* _Instructions to follow_:
Locate the word "Apartment" in the entries below, then gather every line that holds it.

* _Dataset excerpts_:
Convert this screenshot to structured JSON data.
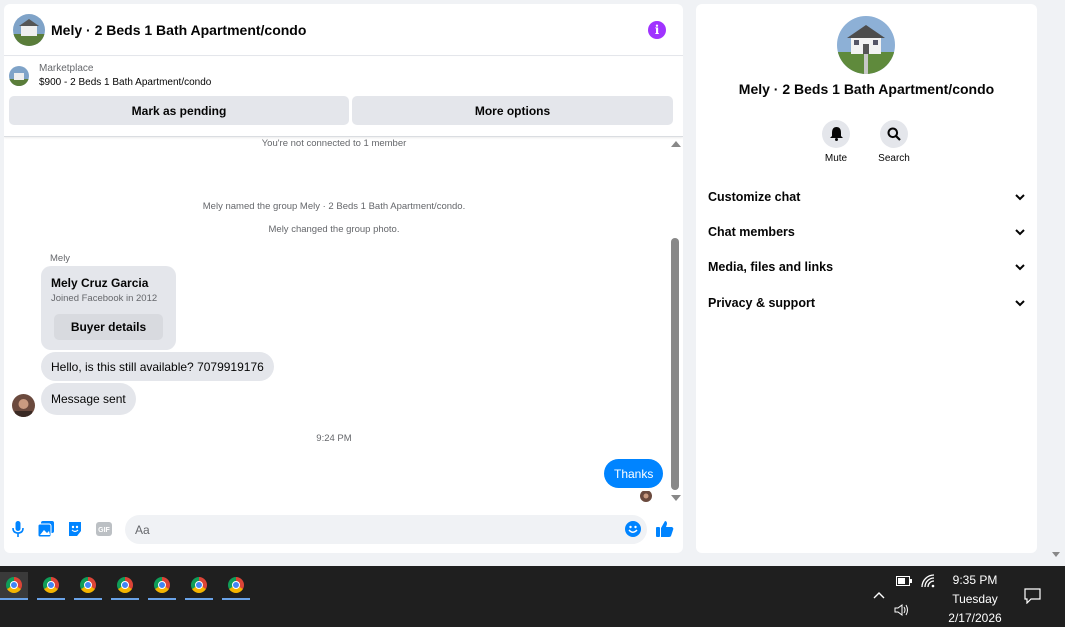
{
  "chat": {
    "title": "Mely · 2 Beds 1 Bath Apartment/condo",
    "marketplace_label": "Marketplace",
    "marketplace_listing": "$900 - 2 Beds 1 Bath Apartment/condo",
    "mark_pending": "Mark as pending",
    "more_options": "More options",
    "not_connected": "You're not connected to 1 member",
    "event_named": "Mely named the group Mely · 2 Beds 1 Bath Apartment/condo.",
    "event_photo": "Mely changed the group photo.",
    "sender_name": "Mely",
    "card_name": "Mely Cruz Garcia",
    "card_sub": "Joined Facebook in 2012",
    "buyer_details": "Buyer details",
    "msg1": "Hello, is this still available? 7079919176",
    "msg2": "Message sent",
    "timestamp": "9:24 PM",
    "out_msg": "Thanks",
    "input_placeholder": "Aa",
    "accent": "#0084ff"
  },
  "side": {
    "title": "Mely · 2 Beds 1 Bath Apartment/condo",
    "mute": "Mute",
    "search": "Search",
    "sections": [
      "Customize chat",
      "Chat members",
      "Media, files and links",
      "Privacy & support"
    ]
  },
  "taskbar": {
    "time": "9:35 PM",
    "day": "Tuesday",
    "date": "2/17/2026"
  }
}
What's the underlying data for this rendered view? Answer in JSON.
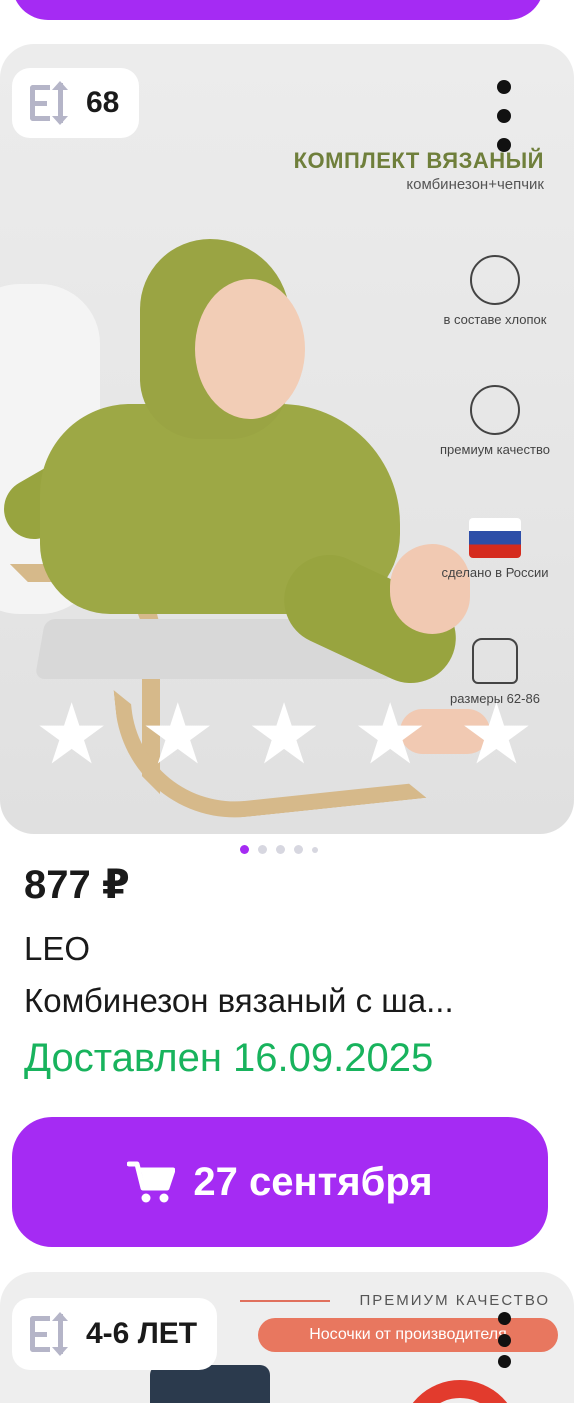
{
  "product": {
    "size_badge": "68",
    "promo_title": "КОМПЛЕКТ ВЯЗАНЫЙ",
    "promo_subtitle": "комбинезон+чепчик",
    "features": [
      {
        "label": "в составе хлопок",
        "icon": "cotton-icon"
      },
      {
        "label": "премиум качество",
        "icon": "quality-badge-icon"
      },
      {
        "label": "сделано в России",
        "icon": "russia-flag-icon"
      },
      {
        "label": "размеры 62-86",
        "icon": "clothing-size-icon"
      }
    ],
    "rating_stars": 5,
    "image_dots": {
      "count": 5,
      "active_index": 0
    },
    "price": "877 ₽",
    "brand": "LEO",
    "title": "Комбинезон вязаный с ша...",
    "delivery_status": "Доставлен 16.09.2025",
    "cart_button_label": "27 сентября"
  },
  "next_product": {
    "size_badge": "4-6 ЛЕТ",
    "promo_premium": "ПРЕМИУМ КАЧЕСТВО",
    "promo_pill": "Носочки от производителя"
  },
  "colors": {
    "accent": "#a52bf3",
    "delivered": "#18b35d",
    "badge_icon": "#b5b5c8"
  }
}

* _Response below_:
    "title": "Mely · 2 Beds 1 Bath Apartment/condo",
    "marketplace_listing": "$900 - 2 Beds 1 Bath Apartment/condo",
    "event_named": "Mely named the group Mely · 2 Beds 1 Bath Apartment/condo.",
    "title": "Mely · 2 Beds 1 Bath Apartment/condo",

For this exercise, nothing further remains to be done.